(WORK INSTRUCTIONS): Find each line with the string "text" and copy it.

(PROVIDED DATA):
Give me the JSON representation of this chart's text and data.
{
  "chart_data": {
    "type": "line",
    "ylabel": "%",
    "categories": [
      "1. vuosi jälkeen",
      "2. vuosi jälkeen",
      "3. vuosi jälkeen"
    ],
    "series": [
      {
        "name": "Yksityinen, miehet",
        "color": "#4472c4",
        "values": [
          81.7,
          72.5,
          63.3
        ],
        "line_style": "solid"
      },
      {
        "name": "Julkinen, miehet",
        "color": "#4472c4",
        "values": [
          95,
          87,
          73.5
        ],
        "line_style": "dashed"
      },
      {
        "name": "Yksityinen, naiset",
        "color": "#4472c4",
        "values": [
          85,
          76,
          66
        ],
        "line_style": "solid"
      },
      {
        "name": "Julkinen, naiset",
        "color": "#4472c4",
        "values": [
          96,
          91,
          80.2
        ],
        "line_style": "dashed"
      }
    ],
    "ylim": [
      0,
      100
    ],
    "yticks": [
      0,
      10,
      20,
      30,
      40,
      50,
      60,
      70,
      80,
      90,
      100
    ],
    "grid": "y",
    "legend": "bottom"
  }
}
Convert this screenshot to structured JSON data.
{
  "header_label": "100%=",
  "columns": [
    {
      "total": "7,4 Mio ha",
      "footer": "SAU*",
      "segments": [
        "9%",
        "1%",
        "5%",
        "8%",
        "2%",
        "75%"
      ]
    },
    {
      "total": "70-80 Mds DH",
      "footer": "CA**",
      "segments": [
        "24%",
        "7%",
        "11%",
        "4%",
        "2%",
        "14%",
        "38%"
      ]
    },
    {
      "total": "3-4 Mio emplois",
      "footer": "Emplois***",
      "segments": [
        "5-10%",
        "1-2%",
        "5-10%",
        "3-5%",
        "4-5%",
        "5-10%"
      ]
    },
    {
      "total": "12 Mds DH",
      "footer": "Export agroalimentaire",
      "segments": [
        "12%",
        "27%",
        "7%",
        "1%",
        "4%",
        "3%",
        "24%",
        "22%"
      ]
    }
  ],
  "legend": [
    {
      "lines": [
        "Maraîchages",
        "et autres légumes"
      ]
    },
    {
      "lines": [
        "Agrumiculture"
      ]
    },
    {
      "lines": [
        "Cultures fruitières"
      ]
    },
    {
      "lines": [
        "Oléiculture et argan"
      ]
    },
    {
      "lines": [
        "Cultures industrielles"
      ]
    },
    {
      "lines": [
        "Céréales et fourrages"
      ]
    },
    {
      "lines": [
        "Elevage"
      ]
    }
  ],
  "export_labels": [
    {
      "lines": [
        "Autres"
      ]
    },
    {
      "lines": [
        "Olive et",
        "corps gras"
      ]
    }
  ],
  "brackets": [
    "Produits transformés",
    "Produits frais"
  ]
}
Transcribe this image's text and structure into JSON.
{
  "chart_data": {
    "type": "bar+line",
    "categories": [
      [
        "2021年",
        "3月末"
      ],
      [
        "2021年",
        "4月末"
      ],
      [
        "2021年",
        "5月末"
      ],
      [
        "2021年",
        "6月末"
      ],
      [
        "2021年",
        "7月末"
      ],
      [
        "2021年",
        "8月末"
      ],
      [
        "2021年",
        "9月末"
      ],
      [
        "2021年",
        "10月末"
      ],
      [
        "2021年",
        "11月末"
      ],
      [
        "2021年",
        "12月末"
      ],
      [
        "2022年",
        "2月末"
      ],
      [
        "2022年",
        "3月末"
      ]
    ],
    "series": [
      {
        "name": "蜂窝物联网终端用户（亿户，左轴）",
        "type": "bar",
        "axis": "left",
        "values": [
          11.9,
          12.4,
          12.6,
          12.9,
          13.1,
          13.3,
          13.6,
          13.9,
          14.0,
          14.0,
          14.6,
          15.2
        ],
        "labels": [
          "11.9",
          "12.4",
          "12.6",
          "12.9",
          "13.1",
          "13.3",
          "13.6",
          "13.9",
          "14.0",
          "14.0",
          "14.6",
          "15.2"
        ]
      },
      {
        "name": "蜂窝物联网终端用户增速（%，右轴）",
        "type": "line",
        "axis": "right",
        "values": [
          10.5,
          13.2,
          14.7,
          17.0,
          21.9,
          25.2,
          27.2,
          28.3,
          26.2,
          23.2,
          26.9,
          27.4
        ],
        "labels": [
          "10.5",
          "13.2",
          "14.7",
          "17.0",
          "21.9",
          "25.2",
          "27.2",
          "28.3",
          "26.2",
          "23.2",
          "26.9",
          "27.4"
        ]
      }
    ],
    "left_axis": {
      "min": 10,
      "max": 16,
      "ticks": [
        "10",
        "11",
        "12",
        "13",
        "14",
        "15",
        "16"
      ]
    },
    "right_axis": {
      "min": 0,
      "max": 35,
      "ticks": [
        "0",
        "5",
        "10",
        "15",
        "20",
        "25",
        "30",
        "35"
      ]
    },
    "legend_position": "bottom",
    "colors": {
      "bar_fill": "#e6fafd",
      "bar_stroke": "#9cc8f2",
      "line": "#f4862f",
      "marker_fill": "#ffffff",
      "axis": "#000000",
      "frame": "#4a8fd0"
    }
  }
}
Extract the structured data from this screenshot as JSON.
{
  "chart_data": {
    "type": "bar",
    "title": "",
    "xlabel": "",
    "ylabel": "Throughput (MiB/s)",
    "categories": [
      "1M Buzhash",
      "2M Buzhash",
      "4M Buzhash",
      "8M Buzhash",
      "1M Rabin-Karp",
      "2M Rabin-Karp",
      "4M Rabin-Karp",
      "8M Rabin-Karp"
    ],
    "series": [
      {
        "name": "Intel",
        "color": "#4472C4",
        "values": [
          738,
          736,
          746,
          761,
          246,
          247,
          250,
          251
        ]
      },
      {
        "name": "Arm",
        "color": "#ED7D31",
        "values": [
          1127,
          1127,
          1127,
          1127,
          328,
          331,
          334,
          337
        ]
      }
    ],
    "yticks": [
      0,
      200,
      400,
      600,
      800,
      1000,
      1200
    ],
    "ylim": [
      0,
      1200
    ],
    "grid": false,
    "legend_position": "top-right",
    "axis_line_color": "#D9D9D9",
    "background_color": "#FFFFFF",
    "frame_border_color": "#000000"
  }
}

(OUTPUT BELOW):
Give me the JSON representation of this chart's text and data.
Transcribe this image's text and structure into JSON.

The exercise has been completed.